OBJECTIVE >> Each entry below should be reproduced character for character.

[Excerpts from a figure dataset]
#####

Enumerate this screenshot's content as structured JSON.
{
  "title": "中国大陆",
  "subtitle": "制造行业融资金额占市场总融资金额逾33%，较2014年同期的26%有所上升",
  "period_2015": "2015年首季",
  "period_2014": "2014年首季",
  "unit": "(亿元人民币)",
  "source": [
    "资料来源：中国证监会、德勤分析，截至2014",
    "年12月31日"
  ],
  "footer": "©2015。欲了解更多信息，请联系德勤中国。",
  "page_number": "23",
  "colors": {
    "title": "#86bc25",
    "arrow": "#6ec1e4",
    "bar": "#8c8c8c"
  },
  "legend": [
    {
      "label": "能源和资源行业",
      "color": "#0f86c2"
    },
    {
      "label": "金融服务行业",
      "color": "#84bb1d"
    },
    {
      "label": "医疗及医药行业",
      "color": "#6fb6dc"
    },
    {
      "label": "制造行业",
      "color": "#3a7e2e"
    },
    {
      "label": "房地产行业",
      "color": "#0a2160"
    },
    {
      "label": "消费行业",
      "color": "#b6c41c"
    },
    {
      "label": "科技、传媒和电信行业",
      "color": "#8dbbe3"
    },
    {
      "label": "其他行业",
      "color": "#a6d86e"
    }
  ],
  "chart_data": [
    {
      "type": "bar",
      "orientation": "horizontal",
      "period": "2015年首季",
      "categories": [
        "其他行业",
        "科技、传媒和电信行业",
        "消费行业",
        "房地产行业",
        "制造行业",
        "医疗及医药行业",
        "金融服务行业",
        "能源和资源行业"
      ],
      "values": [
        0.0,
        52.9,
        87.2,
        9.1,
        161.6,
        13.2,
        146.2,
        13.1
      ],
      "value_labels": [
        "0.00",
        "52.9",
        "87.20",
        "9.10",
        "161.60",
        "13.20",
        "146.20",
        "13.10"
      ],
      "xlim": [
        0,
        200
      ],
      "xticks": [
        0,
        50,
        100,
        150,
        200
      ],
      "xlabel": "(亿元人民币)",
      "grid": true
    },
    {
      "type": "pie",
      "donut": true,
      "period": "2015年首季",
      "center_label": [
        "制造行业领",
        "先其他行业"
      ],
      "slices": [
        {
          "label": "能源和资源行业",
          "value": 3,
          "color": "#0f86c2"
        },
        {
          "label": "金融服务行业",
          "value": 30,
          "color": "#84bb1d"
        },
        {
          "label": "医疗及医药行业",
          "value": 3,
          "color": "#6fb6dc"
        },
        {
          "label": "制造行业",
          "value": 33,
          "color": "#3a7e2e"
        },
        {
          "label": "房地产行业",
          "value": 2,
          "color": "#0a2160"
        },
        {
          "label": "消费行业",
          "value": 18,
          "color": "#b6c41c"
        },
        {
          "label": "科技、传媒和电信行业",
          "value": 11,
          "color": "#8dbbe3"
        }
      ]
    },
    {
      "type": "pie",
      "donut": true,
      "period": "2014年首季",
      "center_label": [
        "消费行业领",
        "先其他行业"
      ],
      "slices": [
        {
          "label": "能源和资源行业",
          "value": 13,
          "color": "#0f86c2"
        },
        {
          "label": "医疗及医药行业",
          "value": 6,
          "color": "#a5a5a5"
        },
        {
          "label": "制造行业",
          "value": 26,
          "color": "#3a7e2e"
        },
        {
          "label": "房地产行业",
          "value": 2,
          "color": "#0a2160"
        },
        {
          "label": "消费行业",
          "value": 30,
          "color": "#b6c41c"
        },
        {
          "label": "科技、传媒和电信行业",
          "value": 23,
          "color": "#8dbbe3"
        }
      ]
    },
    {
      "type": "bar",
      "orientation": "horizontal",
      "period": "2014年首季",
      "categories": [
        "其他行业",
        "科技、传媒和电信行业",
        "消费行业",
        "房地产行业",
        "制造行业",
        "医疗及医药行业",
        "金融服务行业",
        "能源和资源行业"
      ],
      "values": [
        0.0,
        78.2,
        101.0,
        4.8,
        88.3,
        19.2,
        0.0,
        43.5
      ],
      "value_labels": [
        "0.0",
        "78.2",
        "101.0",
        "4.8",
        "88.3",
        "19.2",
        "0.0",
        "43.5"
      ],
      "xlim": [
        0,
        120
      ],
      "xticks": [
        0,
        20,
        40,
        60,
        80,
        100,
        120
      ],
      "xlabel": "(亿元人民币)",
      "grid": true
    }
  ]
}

#####

RESULT >>
Enumerate this screenshot's content as structured JSON.
{
  "title": "中国大陆",
  "subtitle": "制造行业融资金额占市场总融资金额逾33%，较2014年同期的26%有所上升",
  "period_2015": "2015年首季",
  "period_2014": "2014年首季",
  "unit": "(亿元人民币)",
  "source": [
    "资料来源：中国证监会、德勤分析，截至2014",
    "年12月31日"
  ],
  "footer": "©2015。欲了解更多信息，请联系德勤中国。",
  "page_number": "23",
  "colors": {
    "title": "#86bc25",
    "arrow": "#6ec1e4",
    "bar": "#8c8c8c"
  },
  "legend": [
    {
      "label": "能源和资源行业",
      "color": "#0f86c2"
    },
    {
      "label": "金融服务行业",
      "color": "#84bb1d"
    },
    {
      "label": "医疗及医药行业",
      "color": "#6fb6dc"
    },
    {
      "label": "制造行业",
      "color": "#3a7e2e"
    },
    {
      "label": "房地产行业",
      "color": "#0a2160"
    },
    {
      "label": "消费行业",
      "color": "#b6c41c"
    },
    {
      "label": "科技、传媒和电信行业",
      "color": "#8dbbe3"
    },
    {
      "label": "其他行业",
      "color": "#a6d86e"
    }
  ],
  "chart_data": [
    {
      "type": "bar",
      "orientation": "horizontal",
      "period": "2015年首季",
      "categories": [
        "其他行业",
        "科技、传媒和电信行业",
        "消费行业",
        "房地产行业",
        "制造行业",
        "医疗及医药行业",
        "金融服务行业",
        "能源和资源行业"
      ],
      "values": [
        0.0,
        52.9,
        87.2,
        9.1,
        161.6,
        13.2,
        146.2,
        13.1
      ],
      "value_labels": [
        "0.00",
        "52.9",
        "87.20",
        "9.10",
        "161.60",
        "13.20",
        "146.20",
        "13.10"
      ],
      "xlim": [
        0,
        200
      ],
      "xticks": [
        0,
        50,
        100,
        150,
        200
      ],
      "xlabel": "(亿元人民币)",
      "grid": true
    },
    {
      "type": "pie",
      "donut": true,
      "period": "2015年首季",
      "center_label": [
        "制造行业领",
        "先其他行业"
      ],
      "slices": [
        {
          "label": "能源和资源行业",
          "value": 3,
          "color": "#0f86c2"
        },
        {
          "label": "金融服务行业",
          "value": 30,
          "color": "#84bb1d"
        },
        {
          "label": "医疗及医药行业",
          "value": 3,
          "color": "#6fb6dc"
        },
        {
          "label": "制造行业",
          "value": 33,
          "color": "#3a7e2e"
        },
        {
          "label": "房地产行业",
          "value": 2,
          "color": "#0a2160"
        },
        {
          "label": "消费行业",
          "value": 18,
          "color": "#b6c41c"
        },
        {
          "label": "科技、传媒和电信行业",
          "value": 11,
          "color": "#8dbbe3"
        }
      ]
    },
    {
      "type": "pie",
      "donut": true,
      "period": "2014年首季",
      "center_label": [
        "消费行业领",
        "先其他行业"
      ],
      "slices": [
        {
          "label": "能源和资源行业",
          "value": 13,
          "color": "#0f86c2"
        },
        {
          "label": "医疗及医药行业",
          "value": 6,
          "color": "#a5a5a5"
        },
        {
          "label": "制造行业",
          "value": 26,
          "color": "#3a7e2e"
        },
        {
          "label": "房地产行业",
          "value": 2,
          "color": "#0a2160"
        },
        {
          "label": "消费行业",
          "value": 30,
          "color": "#b6c41c"
        },
        {
          "label": "科技、传媒和电信行业",
          "value": 23,
          "color": "#8dbbe3"
        }
      ]
    },
    {
      "type": "bar",
      "orientation": "horizontal",
      "period": "2014年首季",
      "categories": [
        "其他行业",
        "科技、传媒和电信行业",
        "消费行业",
        "房地产行业",
        "制造行业",
        "医疗及医药行业",
        "金融服务行业",
        "能源和资源行业"
      ],
      "values": [
        0.0,
        78.2,
        101.0,
        4.8,
        88.3,
        19.2,
        0.0,
        43.5
      ],
      "value_labels": [
        "0.0",
        "78.2",
        "101.0",
        "4.8",
        "88.3",
        "19.2",
        "0.0",
        "43.5"
      ],
      "xlim": [
        0,
        120
      ],
      "xticks": [
        0,
        20,
        40,
        60,
        80,
        100,
        120
      ],
      "xlabel": "(亿元人民币)",
      "grid": true
    }
  ]
}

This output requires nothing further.